Exercise task -
Each line containing the word "data" should be found and copied.
---
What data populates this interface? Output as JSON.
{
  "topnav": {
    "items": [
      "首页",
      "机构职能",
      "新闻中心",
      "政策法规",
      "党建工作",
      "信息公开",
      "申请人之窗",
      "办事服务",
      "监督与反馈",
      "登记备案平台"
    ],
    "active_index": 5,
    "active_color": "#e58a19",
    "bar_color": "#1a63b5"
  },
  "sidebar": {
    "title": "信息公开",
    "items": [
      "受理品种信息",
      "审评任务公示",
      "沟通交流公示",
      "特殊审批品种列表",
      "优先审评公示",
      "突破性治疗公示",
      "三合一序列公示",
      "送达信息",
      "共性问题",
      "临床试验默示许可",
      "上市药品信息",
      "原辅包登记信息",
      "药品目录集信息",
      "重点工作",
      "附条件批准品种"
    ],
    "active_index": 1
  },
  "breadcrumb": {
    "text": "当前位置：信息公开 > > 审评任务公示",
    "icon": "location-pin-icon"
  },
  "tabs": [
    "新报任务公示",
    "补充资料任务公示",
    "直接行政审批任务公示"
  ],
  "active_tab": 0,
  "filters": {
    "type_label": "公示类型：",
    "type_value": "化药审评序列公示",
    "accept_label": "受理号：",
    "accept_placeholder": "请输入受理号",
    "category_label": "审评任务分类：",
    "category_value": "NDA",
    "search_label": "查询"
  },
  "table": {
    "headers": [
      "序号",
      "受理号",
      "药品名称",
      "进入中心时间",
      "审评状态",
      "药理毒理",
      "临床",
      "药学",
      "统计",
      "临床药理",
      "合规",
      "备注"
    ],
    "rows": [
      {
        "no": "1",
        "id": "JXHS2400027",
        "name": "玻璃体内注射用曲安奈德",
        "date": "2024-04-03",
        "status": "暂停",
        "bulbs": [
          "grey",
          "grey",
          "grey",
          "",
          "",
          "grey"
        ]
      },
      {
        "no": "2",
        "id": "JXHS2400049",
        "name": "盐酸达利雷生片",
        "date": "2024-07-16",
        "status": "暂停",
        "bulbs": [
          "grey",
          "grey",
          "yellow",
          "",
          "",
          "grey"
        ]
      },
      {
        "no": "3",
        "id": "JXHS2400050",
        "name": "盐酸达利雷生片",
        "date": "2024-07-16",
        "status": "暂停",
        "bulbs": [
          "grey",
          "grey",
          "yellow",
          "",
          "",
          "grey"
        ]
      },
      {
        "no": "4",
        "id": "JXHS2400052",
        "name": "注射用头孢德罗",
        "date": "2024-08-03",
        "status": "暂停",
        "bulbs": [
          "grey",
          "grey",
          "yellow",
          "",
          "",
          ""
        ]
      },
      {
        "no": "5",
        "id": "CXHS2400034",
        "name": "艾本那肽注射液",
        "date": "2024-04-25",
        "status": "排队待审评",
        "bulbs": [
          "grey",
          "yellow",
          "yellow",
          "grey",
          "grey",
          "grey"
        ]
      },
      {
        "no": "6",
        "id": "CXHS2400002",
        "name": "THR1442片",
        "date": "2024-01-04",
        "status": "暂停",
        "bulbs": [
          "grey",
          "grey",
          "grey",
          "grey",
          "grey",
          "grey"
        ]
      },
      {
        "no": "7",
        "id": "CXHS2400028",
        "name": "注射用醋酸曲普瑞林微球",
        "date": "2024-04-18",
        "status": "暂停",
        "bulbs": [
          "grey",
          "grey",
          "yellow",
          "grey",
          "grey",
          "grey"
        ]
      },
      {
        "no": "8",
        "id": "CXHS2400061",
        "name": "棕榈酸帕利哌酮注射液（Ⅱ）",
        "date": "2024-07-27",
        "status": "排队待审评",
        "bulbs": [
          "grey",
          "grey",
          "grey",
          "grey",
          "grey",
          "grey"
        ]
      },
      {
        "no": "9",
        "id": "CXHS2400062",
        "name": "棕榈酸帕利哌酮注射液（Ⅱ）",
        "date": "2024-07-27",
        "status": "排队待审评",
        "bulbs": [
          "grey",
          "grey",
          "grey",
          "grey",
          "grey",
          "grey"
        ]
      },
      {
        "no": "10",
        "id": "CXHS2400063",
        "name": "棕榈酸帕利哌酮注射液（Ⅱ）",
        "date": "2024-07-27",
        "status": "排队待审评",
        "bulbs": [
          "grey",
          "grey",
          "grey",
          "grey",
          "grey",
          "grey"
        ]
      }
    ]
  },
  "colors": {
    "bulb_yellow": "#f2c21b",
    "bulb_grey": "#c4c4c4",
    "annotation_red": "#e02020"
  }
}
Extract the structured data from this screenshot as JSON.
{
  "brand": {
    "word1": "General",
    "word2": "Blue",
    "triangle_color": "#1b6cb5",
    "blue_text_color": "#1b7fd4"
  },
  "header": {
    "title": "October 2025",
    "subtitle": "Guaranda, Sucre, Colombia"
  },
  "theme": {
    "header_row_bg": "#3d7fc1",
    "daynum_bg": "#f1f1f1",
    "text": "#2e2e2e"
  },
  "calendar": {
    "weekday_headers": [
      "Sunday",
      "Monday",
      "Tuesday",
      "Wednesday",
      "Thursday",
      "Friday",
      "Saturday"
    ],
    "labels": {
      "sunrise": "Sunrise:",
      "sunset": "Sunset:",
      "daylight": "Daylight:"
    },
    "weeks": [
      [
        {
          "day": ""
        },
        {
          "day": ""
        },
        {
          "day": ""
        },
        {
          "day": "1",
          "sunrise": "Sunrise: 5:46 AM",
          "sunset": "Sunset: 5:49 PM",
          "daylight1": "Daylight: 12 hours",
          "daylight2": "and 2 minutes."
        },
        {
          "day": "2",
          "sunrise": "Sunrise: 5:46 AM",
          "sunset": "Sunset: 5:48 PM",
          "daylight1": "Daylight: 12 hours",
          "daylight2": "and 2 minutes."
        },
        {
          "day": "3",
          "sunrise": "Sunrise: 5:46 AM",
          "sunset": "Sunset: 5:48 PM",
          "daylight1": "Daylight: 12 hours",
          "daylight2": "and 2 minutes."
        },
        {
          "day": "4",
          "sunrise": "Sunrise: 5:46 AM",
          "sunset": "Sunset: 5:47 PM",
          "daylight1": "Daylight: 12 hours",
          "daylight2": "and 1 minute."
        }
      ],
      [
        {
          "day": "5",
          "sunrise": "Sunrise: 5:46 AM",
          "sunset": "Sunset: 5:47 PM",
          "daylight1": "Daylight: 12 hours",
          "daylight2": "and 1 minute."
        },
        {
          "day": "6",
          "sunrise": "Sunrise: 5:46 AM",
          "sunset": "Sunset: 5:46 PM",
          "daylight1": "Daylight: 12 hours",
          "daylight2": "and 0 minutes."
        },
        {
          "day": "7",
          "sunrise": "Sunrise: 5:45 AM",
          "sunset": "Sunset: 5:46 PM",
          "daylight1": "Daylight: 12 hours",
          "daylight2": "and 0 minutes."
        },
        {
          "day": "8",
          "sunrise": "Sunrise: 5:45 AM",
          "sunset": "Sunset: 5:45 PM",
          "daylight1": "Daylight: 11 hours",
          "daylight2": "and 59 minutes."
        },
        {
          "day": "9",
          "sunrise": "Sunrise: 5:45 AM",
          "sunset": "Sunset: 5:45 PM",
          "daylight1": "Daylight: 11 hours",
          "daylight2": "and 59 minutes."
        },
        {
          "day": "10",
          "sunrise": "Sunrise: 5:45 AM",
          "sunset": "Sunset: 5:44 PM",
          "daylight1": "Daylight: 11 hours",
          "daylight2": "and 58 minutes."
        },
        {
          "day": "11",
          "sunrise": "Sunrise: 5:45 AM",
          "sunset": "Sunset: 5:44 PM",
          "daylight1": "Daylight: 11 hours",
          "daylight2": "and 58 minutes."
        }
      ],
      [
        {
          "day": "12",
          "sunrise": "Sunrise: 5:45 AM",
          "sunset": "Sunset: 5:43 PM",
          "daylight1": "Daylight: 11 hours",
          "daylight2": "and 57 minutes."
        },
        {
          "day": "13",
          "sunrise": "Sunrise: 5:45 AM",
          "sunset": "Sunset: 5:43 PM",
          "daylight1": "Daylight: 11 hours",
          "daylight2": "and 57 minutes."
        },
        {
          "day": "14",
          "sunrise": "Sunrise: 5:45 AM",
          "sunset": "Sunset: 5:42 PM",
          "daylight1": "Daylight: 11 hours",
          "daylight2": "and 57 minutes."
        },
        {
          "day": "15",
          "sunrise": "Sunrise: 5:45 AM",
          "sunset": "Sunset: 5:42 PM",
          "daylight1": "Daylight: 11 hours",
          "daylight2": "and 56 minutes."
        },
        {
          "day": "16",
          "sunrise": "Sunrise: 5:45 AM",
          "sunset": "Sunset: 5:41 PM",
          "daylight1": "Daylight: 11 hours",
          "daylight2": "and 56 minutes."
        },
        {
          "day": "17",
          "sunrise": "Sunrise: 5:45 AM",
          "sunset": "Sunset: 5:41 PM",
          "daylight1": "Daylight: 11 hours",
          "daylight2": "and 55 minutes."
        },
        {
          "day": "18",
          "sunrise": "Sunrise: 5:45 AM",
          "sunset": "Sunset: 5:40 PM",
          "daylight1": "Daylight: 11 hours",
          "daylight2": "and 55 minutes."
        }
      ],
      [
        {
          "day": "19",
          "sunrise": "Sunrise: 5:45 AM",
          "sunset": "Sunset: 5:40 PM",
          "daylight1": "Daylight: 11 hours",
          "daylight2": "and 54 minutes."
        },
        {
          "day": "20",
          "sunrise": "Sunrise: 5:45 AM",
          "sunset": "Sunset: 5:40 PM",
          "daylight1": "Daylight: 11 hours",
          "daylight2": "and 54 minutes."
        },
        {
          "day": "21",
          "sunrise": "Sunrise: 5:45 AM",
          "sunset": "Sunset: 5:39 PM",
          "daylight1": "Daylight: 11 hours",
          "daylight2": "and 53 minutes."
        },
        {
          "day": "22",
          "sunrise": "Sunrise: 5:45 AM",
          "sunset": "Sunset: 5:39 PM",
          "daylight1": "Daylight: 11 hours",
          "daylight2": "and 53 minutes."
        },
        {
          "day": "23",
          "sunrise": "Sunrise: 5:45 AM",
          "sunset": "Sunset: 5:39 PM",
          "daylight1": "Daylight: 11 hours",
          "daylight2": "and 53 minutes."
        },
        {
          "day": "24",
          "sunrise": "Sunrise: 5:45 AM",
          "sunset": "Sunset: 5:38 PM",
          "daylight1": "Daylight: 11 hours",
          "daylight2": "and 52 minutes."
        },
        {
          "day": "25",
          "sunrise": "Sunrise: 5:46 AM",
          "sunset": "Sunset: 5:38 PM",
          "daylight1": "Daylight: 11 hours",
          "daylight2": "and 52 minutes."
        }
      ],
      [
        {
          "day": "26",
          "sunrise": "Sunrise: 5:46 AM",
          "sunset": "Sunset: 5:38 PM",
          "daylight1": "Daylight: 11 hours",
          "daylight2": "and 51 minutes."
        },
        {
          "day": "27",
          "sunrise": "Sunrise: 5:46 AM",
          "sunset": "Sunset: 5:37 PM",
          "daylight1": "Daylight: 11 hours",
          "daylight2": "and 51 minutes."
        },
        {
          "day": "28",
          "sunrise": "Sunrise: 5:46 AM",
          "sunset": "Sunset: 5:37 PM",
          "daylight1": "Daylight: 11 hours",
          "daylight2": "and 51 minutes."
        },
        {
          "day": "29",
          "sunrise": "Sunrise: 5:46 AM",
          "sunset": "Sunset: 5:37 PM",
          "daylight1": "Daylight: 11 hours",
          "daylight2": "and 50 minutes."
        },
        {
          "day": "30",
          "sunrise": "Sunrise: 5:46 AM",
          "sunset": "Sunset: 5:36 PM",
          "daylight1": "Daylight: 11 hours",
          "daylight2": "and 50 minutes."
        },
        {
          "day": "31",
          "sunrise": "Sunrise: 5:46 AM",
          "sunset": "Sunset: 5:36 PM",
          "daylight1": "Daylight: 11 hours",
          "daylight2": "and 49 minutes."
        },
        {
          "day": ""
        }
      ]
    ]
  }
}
---
Answer to this exercise -
What data populates this interface? Output as JSON.
Extract the structured data from this screenshot as JSON.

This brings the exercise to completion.